Exercise goal: Transcribe the lines of the records starting with the one that has "Serialize everything readable" in it and ending with the last, and transcribe nothing else.

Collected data
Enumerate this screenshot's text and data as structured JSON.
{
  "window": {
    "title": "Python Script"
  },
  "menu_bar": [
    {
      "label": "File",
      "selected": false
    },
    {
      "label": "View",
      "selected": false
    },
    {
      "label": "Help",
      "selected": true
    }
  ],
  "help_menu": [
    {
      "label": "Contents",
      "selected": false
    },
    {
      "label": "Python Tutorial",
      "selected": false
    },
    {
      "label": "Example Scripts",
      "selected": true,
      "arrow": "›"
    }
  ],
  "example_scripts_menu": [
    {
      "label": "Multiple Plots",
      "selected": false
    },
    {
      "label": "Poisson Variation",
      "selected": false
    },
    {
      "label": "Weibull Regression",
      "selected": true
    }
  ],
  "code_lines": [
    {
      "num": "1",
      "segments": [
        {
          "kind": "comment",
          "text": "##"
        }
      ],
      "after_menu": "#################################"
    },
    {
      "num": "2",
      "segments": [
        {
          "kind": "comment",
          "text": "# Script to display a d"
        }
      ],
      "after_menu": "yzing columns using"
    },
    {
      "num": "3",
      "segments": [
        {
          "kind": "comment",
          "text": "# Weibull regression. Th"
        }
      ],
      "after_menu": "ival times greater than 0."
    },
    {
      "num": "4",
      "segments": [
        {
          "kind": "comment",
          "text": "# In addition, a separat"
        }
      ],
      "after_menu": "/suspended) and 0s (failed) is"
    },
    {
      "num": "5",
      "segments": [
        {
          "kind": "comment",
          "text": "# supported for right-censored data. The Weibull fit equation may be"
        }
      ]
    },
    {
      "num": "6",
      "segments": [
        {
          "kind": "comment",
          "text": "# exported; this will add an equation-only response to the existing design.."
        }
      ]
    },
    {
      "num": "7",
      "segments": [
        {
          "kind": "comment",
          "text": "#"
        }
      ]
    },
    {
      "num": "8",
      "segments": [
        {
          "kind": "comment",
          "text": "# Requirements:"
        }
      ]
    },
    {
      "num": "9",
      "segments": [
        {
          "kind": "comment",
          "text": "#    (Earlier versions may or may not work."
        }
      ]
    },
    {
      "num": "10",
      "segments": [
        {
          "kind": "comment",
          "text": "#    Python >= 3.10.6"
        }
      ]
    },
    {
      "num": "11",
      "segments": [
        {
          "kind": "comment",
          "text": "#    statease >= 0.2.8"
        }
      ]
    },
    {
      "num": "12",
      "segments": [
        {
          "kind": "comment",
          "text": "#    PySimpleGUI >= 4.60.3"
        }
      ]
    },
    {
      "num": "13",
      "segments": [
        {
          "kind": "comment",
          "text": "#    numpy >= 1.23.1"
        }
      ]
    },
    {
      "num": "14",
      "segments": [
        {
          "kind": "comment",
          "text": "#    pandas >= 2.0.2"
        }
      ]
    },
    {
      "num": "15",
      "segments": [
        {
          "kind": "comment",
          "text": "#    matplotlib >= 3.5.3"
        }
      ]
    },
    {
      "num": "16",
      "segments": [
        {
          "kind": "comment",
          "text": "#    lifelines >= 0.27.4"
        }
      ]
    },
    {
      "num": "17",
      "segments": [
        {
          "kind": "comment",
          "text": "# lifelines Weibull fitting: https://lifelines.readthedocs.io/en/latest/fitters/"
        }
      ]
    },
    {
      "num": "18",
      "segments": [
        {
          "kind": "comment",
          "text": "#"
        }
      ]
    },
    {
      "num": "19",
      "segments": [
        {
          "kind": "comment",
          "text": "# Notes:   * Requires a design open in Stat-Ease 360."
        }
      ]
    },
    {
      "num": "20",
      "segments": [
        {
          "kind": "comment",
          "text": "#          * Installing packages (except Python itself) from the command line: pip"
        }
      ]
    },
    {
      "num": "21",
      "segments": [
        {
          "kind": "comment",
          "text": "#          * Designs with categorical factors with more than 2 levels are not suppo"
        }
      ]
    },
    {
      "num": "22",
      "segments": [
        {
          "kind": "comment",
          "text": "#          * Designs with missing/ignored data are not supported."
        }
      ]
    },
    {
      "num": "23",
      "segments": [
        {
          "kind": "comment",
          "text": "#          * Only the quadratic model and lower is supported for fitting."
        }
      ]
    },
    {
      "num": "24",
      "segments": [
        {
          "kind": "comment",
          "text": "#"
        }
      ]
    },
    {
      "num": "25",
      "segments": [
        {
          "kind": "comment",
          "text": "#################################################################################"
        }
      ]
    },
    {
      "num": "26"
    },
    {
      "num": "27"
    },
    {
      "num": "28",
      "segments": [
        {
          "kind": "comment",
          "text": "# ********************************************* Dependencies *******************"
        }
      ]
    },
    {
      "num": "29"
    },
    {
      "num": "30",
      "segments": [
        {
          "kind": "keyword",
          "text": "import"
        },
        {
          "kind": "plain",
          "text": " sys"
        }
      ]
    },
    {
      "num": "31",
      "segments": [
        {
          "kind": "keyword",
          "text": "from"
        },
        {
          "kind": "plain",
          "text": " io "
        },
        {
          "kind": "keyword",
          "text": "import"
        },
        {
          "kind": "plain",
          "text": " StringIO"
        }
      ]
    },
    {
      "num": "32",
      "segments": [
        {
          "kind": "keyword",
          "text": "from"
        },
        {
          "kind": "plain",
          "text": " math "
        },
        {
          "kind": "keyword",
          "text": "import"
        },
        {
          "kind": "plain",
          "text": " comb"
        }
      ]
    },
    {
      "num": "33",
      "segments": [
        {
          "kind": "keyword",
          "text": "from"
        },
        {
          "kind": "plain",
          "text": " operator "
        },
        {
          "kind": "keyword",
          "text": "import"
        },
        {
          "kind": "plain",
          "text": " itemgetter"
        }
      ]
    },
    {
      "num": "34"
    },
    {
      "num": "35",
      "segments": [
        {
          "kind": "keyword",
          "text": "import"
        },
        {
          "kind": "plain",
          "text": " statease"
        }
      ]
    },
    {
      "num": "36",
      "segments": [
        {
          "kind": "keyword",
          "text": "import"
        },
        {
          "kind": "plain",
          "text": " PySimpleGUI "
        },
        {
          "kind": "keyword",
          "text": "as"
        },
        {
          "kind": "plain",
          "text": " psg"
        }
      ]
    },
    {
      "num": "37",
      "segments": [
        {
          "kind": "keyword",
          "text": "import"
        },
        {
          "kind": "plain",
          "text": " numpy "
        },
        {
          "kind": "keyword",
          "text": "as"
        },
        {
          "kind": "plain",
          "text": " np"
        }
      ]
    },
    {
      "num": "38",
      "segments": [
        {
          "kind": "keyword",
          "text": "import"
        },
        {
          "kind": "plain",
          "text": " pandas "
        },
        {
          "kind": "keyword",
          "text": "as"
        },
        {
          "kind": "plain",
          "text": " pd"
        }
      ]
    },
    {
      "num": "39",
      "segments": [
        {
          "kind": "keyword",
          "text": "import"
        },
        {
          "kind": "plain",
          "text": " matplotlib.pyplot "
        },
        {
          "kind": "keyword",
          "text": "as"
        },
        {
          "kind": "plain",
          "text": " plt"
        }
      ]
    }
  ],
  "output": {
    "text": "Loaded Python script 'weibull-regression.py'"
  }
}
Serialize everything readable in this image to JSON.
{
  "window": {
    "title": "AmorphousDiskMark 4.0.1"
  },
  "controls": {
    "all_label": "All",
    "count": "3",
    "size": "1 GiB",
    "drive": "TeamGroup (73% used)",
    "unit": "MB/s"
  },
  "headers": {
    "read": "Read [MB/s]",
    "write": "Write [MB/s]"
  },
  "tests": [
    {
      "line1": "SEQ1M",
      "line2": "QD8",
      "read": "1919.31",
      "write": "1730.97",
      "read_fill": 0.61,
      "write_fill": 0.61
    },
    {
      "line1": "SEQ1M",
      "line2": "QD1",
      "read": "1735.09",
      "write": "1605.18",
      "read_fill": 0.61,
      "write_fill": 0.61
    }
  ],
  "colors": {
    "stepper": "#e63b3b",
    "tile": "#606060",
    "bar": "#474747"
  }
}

Solution for this exercise:
Serialize everything readable in this image to JSON.
{
  "window": {
    "title": "AmorphousDiskMark 4.0.1"
  },
  "controls": {
    "all_label": "All",
    "count": "3",
    "size": "1 GiB",
    "drive": "TeamGroup (73% used)",
    "unit": "MB/s"
  },
  "headers": {
    "read": "Read [MB/s]",
    "write": "Write [MB/s]"
  },
  "tests": [
    {
      "line1": "SEQ1M",
      "line2": "QD8",
      "read": "1919.31",
      "write": "1730.97",
      "read_fill": 0.61,
      "write_fill": 0.61
    },
    {
      "line1": "SEQ1M",
      "line2": "QD1",
      "read": "1735.09",
      "write": "1605.18",
      "read_fill": 0.61,
      "write_fill": 0.61
    }
  ],
  "colors": {
    "stepper": "#e63b3b",
    "tile": "#606060",
    "bar": "#474747"
  }
}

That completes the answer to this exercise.